(Entries shown):

------------------------------------------------------------

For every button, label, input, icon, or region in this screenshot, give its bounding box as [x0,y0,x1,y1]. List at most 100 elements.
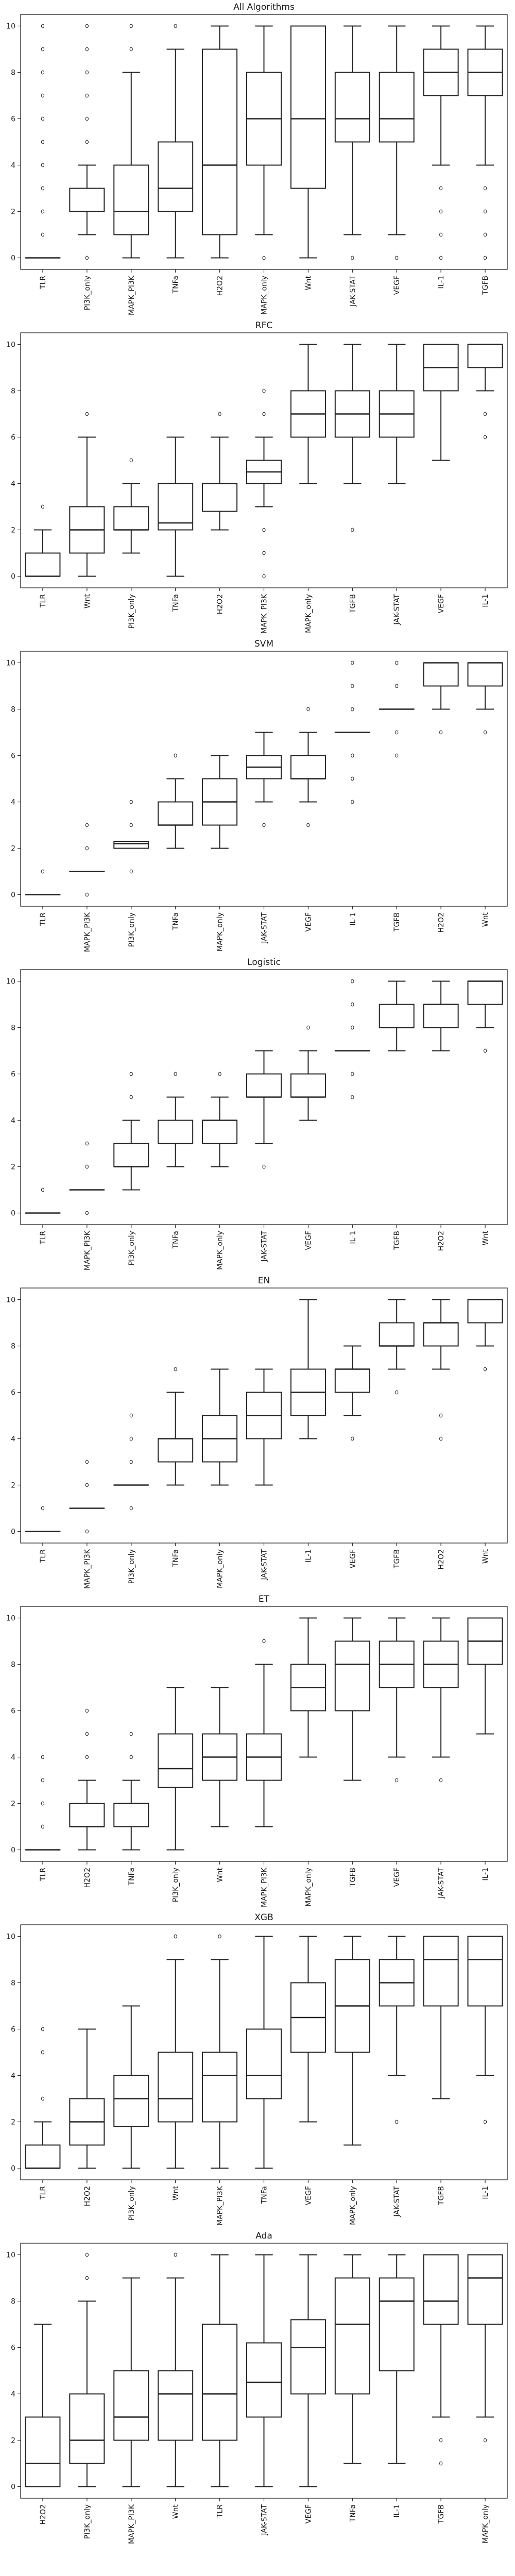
box-mapk-pi3k [246,388,282,579]
chart-panel-3: Logistic 0 2 4 6 8 10 TLR MAPK_PI3K PI3K_only TNFa… [6,957,508,1270]
x-tick-label: IL-1 [437,276,445,289]
outlier-point [351,979,354,984]
box-tnfa [158,24,194,259]
outlier-point [85,892,89,897]
x-tick-label: MAPK_only [261,276,269,315]
box-vegf [290,2254,326,2487]
box-mapk-pi3k [246,1639,282,1827]
iqr-box [379,1322,415,1347]
chart-panel-4: EN 0 2 4 6 8 10 TLR MAPK_PI3K PI3K_only TNFa MAPK_o… [6,1276,508,1589]
y-tick-label: 6 [11,752,15,760]
box-mapk-pi3k [113,24,149,259]
y-tick-label: 2 [11,845,15,853]
x-tick-label: PI3K_only [172,1868,180,1902]
box-h2o2 [423,1299,459,1441]
box-wnt [467,1299,503,1371]
outlier-point [85,93,89,98]
x-tick-label: MAPK_PI3K [128,275,136,315]
box-tgfb [334,1617,370,1781]
iqr-box [423,1322,459,1347]
x-tick-label: H2O2 [83,2186,92,2206]
outlier-point [129,1506,133,1511]
x-tick-label: H2O2 [437,1549,445,1569]
x-tick-label: H2O2 [216,276,225,296]
outlier-point [351,660,354,665]
iqr-box [334,1368,370,1393]
box-mapk-only [290,1617,326,1758]
outlier-point [351,800,354,804]
box-mapk-only [334,1936,370,2146]
outlier-point [439,1413,443,1418]
outlier-point [41,504,45,509]
outlier-point [41,1778,45,1783]
outlier-point [85,24,89,28]
x-tick-label: TLR [39,276,47,290]
y-tick-label: 0 [11,2483,15,2492]
box-pi3k-only [113,1413,149,1511]
box-jak-stat [379,1936,415,2124]
chart-title: Logistic [247,957,281,968]
x-tick-label: MAPK_PI3K [261,594,269,634]
iqr-box [25,2144,61,2169]
x-tick-label: MAPK_PI3K [128,2504,136,2544]
outlier-point [129,1460,133,1464]
y-tick-label: 4 [11,799,15,807]
outlier-point [129,1755,133,1759]
y-tick-label: 0 [11,1528,15,1536]
y-tick-label: 0 [11,891,15,900]
iqr-box [25,552,61,577]
x-tick-label: VEGF [304,912,313,931]
outlier-point [41,140,45,144]
outlier-point [129,1436,133,1441]
x-tick-label: IL-1 [304,1549,313,1563]
outlier-point [85,1755,89,1759]
iqr-box [113,1803,149,1827]
x-tick-label: TLR [39,594,47,608]
outlier-point [351,1002,354,1007]
y-tick-label: 8 [11,69,15,77]
y-tick-label: 10 [6,341,15,349]
chart-panel-5: ET 0 2 4 6 8 10 TLR H2O2 TNFa PI3K_only Wnt MAPK_PI3… [6,1594,508,1907]
outlier-point [41,232,45,237]
x-tick-label: MAPK_PI3K [216,2185,225,2226]
x-tick-label: TNFa [172,1231,180,1249]
x-tick-label: TNFa [349,2504,357,2522]
box-jak-stat [246,732,282,827]
outlier-point [439,209,443,214]
outlier-point [262,256,266,260]
x-tick-label: PI3K_only [128,594,136,629]
outlier-point [41,1506,45,1511]
outlier-point [41,2027,45,2031]
outlier-point [129,1072,133,1076]
x-tick-label: TNFa [261,2186,269,2204]
x-tick-label: JAK-STAT [261,1549,269,1581]
iqr-box [246,2342,282,2418]
x-tick-label: Wnt [304,276,313,291]
iqr-box [158,2052,194,2123]
outlier-point [129,1413,133,1418]
x-tick-label: PI3K_only [83,276,92,310]
iqr-box [158,1120,194,1144]
outlier-point [395,256,399,260]
box-jak-stat [423,1617,459,1783]
x-tick-label: IL-1 [482,594,490,607]
chart-panel-7: Ada 0 2 4 6 8 10 H2O2 PI3K_only MAPK_PI3K Wnt TLR JA… [6,2231,508,2544]
outlier-point [85,1483,89,1487]
outlier-point [395,1390,399,1395]
outlier-point [483,232,487,237]
outlier-point [218,1934,221,1939]
outlier-point [129,24,133,28]
outlier-point [218,412,221,416]
x-tick-label: VEGF [304,2504,313,2523]
box-tnfa [246,1936,282,2169]
box-tnfa [158,436,194,577]
iqr-box [69,2393,105,2464]
x-tick-label: PI3K_only [83,2504,92,2539]
box-il-1 [379,2254,415,2464]
outlier-point [85,1141,89,1146]
outlier-point [41,2096,45,2101]
box-tnfa [158,1072,194,1167]
iqr-box [290,1073,326,1098]
x-tick-label: TLR [39,1231,47,1245]
y-tick-label: 0 [11,573,15,581]
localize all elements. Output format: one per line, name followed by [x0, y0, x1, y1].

------------------------------------------------------------

(Task goal):
Copy every line of the listing above word for word, leaving out the pictures.

(Response to the task):
For every button, label, input, icon, or region in this screenshot, give its bounding box as [x0,y0,x1,y1]. List at most 100 elements.
box-mapk-pi3k [246,388,282,579]
chart-panel-3: Logistic 0 2 4 6 8 10 TLR MAPK_PI3K PI3K_only TNFa… [6,957,508,1270]
x-tick-label: IL-1 [437,276,445,289]
outlier-point [351,979,354,984]
box-tnfa [158,24,194,259]
outlier-point [85,892,89,897]
x-tick-label: MAPK_only [261,276,269,315]
box-vegf [290,2254,326,2487]
box-mapk-pi3k [246,1639,282,1827]
iqr-box [379,1322,415,1347]
chart-panel-4: EN 0 2 4 6 8 10 TLR MAPK_PI3K PI3K_only TNFa MAPK_o… [6,1276,508,1589]
y-tick-label: 6 [11,752,15,760]
box-mapk-pi3k [113,24,149,259]
y-tick-label: 2 [11,845,15,853]
x-tick-label: PI3K_only [172,1868,180,1902]
box-h2o2 [423,1299,459,1441]
box-wnt [467,1299,503,1371]
outlier-point [85,93,89,98]
x-tick-label: MAPK_PI3K [128,275,136,315]
box-tgfb [334,1617,370,1781]
iqr-box [423,1322,459,1347]
x-tick-label: H2O2 [83,2186,92,2206]
outlier-point [129,1506,133,1511]
x-tick-label: H2O2 [437,1549,445,1569]
x-tick-label: H2O2 [216,276,225,296]
outlier-point [351,660,354,665]
iqr-box [334,1368,370,1393]
box-mapk-only [290,1617,326,1758]
outlier-point [351,800,354,804]
box-mapk-only [334,1936,370,2146]
outlier-point [439,1413,443,1418]
outlier-point [41,504,45,509]
outlier-point [41,1778,45,1783]
outlier-point [85,24,89,28]
x-tick-label: TLR [39,276,47,290]
y-tick-label: 0 [11,2483,15,2492]
box-pi3k-only [113,1413,149,1511]
box-jak-stat [379,1936,415,2124]
chart-title: Logistic [247,957,281,968]
x-tick-label: MAPK_PI3K [261,594,269,634]
iqr-box [25,2144,61,2169]
x-tick-label: MAPK_PI3K [128,2504,136,2544]
outlier-point [129,1460,133,1464]
y-tick-label: 4 [11,799,15,807]
outlier-point [129,1755,133,1759]
y-tick-label: 0 [11,1528,15,1536]
y-tick-label: 0 [11,891,15,900]
iqr-box [25,552,61,577]
x-tick-label: VEGF [304,912,313,931]
outlier-point [41,140,45,144]
outlier-point [129,1436,133,1441]
x-tick-label: IL-1 [304,1549,313,1563]
outlier-point [85,1755,89,1759]
iqr-box [113,1803,149,1827]
x-tick-label: TLR [39,594,47,608]
outlier-point [351,1002,354,1007]
y-tick-label: 8 [11,69,15,77]
y-tick-label: 10 [6,341,15,349]
chart-panel-5: ET 0 2 4 6 8 10 TLR H2O2 TNFa PI3K_only Wnt MAPK_PI3… [6,1594,508,1907]
outlier-point [41,232,45,237]
x-tick-label: MAPK_PI3K [216,2185,225,2226]
x-tick-label: TNFa [172,1231,180,1249]
x-tick-label: TNFa [349,2504,357,2522]
box-jak-stat [246,732,282,827]
outlier-point [439,209,443,214]
outlier-point [262,256,266,260]
x-tick-label: PI3K_only [128,594,136,629]
outlier-point [41,1506,45,1511]
outlier-point [41,2027,45,2031]
outlier-point [129,1072,133,1076]
x-tick-label: TNFa [261,2186,269,2204]
x-tick-label: JAK-STAT [261,1549,269,1581]
iqr-box [246,2342,282,2418]
x-tick-label: Wnt [304,276,313,291]
iqr-box [158,2052,194,2123]
outlier-point [129,1413,133,1418]
x-tick-label: PI3K_only [83,276,92,310]
iqr-box [158,1120,194,1144]
outlier-point [395,256,399,260]
box-jak-stat [423,1617,459,1783]
x-tick-label: IL-1 [482,594,490,607]
chart-panel-7: Ada 0 2 4 6 8 10 H2O2 PI3K_only MAPK_PI3K Wnt TLR JA… [6,2231,508,2544]
outlier-point [85,1483,89,1487]
outlier-point [395,1390,399,1395]
outlier-point [483,232,487,237]
outlier-point [218,1934,221,1939]
outlier-point [129,24,133,28]
outlier-point [218,412,221,416]
x-tick-label: VEGF [304,2504,313,2523]
box-tnfa [246,1936,282,2169]
box-tnfa [158,436,194,577]
iqr-box [69,2393,105,2464]
x-tick-label: PI3K_only [83,2504,92,2539]
box-il-1 [379,2254,415,2464]
outlier-point [85,1141,89,1146]
outlier-point [41,2096,45,2101]
box-tnfa [158,1072,194,1167]
iqr-box [290,1073,326,1098]
x-tick-label: TLR [39,1231,47,1245]
y-tick-label: 0 [11,573,15,581]
localize all elements. Output format: one per line, name followed by [x0, y0, x1, y1].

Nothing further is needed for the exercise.